Saved entries:

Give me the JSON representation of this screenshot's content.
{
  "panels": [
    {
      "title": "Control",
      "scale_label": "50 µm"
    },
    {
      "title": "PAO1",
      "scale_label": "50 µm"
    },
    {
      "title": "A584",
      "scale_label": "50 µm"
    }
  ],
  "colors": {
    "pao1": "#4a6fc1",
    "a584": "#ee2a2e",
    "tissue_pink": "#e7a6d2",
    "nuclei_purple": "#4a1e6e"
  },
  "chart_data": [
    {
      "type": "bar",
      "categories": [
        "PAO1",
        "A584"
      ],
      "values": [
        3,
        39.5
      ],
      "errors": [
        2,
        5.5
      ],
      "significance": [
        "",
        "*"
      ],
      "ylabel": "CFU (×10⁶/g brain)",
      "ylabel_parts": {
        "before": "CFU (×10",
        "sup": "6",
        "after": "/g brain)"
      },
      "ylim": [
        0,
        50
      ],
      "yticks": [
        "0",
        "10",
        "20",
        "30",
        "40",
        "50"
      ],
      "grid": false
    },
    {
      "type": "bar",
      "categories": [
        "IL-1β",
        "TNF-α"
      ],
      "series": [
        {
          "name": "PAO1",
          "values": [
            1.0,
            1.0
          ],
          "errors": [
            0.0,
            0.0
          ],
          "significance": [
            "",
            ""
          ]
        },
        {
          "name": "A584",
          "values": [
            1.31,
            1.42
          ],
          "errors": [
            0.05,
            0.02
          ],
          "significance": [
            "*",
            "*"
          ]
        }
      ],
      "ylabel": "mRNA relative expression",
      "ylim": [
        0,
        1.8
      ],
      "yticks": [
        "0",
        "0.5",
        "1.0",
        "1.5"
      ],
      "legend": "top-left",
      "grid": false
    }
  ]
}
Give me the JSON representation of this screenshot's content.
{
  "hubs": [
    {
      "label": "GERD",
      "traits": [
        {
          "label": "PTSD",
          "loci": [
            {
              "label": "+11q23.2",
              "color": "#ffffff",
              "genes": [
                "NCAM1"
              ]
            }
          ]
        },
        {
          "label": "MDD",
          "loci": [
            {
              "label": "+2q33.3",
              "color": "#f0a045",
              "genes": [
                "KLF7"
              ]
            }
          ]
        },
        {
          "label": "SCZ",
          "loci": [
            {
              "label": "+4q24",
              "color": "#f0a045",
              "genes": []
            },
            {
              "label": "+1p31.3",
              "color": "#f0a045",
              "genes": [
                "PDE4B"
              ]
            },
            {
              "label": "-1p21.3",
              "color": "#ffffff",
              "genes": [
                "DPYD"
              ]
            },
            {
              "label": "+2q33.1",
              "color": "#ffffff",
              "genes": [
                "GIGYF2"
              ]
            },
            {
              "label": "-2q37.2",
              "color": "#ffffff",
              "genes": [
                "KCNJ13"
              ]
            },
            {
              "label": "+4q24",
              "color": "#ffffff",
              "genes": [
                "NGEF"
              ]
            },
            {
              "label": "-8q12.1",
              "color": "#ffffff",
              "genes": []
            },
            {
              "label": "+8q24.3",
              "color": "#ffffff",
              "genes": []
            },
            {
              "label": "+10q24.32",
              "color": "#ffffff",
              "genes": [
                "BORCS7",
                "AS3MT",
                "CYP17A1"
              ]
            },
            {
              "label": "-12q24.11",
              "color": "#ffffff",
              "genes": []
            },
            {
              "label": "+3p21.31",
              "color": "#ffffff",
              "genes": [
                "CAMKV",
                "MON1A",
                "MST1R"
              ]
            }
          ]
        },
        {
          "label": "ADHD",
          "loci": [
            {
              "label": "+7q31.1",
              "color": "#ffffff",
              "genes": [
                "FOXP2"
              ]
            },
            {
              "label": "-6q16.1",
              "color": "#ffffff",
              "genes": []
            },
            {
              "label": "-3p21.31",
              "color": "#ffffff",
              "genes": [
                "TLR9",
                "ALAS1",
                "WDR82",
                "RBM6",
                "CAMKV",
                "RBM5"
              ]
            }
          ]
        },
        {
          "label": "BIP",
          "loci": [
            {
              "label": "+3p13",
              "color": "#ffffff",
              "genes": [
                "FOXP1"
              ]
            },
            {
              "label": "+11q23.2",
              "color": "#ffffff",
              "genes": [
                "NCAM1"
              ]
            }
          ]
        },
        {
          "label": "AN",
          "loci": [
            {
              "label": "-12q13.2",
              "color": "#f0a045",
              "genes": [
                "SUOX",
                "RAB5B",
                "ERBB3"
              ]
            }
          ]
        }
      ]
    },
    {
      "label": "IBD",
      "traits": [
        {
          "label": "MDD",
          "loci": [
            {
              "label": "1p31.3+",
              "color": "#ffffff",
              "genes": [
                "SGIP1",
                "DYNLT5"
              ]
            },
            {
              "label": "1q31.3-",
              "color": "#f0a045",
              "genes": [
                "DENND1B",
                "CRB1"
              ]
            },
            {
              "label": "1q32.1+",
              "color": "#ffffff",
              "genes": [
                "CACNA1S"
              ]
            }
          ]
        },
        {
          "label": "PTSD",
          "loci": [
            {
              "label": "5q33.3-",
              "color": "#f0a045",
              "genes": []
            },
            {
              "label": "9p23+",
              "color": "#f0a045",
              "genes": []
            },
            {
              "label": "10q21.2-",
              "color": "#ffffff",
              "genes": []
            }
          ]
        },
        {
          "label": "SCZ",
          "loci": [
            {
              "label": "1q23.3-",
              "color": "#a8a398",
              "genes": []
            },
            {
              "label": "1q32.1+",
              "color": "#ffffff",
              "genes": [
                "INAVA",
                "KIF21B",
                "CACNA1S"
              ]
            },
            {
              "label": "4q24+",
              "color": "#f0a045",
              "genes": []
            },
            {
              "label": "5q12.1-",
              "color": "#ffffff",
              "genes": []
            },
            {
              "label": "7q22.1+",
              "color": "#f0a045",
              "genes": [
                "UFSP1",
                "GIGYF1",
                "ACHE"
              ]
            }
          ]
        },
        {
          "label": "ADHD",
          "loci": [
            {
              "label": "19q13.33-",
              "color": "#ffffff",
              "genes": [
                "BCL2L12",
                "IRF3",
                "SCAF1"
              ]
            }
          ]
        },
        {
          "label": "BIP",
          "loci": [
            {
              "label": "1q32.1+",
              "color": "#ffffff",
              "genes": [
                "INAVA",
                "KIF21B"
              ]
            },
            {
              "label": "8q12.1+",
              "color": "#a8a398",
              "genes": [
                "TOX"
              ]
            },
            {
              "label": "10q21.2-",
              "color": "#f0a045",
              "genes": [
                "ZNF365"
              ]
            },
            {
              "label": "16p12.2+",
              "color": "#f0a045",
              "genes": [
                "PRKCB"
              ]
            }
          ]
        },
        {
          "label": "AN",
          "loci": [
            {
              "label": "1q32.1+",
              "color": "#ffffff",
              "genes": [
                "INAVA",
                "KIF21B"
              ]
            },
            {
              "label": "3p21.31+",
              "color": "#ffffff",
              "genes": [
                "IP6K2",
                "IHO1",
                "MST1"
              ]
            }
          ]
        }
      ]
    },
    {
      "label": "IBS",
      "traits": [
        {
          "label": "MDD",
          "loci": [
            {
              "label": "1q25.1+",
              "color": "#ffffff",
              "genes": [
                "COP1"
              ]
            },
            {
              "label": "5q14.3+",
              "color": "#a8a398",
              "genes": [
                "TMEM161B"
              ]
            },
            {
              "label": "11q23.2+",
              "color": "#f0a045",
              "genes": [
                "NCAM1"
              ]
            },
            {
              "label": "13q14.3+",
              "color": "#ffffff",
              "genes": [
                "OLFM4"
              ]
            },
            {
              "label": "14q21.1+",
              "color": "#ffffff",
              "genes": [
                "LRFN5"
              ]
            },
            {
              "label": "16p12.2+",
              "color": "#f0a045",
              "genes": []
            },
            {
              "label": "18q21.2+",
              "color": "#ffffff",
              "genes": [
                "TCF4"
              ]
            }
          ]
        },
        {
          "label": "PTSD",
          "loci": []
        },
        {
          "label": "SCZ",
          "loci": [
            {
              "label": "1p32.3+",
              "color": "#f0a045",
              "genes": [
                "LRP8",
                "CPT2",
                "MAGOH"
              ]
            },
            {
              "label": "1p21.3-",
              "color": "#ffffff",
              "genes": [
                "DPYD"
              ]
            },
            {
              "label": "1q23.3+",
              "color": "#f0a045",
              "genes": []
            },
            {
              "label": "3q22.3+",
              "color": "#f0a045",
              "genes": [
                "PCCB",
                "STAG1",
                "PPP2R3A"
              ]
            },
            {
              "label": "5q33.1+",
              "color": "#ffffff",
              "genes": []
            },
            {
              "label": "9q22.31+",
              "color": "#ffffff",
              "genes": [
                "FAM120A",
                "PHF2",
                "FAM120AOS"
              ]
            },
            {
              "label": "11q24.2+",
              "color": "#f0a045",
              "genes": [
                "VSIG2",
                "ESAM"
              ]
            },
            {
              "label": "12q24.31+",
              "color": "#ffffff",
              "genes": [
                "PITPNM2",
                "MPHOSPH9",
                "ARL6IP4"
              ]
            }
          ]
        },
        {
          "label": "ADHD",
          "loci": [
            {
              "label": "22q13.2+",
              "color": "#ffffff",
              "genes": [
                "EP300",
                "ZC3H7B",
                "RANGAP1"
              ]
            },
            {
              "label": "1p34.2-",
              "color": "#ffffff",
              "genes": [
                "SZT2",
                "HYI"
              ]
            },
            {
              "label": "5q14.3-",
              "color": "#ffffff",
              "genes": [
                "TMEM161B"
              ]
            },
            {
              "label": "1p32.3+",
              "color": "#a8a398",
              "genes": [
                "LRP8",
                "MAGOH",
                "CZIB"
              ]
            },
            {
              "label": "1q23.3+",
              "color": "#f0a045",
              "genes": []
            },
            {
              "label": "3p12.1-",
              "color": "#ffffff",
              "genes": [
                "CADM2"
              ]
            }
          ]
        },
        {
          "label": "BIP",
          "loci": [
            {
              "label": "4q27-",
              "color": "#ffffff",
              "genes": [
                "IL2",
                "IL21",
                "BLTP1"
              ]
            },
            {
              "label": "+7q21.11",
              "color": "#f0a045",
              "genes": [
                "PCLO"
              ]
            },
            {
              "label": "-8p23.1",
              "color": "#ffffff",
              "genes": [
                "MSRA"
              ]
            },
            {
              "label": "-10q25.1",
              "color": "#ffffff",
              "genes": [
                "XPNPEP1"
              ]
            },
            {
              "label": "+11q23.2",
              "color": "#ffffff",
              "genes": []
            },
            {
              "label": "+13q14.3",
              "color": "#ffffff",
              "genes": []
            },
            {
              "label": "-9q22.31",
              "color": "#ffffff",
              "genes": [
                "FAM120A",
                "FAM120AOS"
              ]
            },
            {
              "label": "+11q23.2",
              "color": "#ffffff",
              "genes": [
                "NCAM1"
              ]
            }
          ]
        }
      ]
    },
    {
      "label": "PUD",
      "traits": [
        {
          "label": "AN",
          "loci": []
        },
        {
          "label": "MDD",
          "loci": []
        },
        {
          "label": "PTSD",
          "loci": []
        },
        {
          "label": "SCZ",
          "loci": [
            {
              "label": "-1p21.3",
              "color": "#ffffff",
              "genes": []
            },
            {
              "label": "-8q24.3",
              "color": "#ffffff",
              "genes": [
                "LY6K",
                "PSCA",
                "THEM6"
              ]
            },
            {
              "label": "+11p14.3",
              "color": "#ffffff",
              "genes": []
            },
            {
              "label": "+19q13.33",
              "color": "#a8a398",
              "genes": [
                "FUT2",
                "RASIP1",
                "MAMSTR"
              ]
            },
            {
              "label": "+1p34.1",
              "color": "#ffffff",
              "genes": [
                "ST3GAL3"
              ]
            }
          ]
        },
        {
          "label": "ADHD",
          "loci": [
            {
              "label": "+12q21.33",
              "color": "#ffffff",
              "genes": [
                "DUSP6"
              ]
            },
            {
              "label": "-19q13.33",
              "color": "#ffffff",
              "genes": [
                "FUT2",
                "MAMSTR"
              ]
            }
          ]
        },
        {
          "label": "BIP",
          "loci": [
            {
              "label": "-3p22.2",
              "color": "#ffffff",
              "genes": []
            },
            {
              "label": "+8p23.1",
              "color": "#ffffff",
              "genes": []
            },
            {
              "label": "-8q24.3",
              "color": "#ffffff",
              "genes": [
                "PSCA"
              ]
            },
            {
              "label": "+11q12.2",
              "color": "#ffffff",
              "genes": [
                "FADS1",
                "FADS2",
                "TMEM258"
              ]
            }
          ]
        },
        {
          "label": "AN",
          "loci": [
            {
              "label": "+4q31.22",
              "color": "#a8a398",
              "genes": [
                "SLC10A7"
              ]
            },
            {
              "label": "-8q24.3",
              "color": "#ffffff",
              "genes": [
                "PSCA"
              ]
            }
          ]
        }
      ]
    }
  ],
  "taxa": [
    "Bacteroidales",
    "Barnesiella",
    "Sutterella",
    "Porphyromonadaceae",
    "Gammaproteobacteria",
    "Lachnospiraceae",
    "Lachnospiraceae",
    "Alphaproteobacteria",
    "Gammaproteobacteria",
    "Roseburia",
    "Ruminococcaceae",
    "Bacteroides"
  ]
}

### Work to complete
Your answer should be the lines of the records that include the word "title".

### Response below
      "title": "Control",
      "title": "PAO1",
      "title": "A584",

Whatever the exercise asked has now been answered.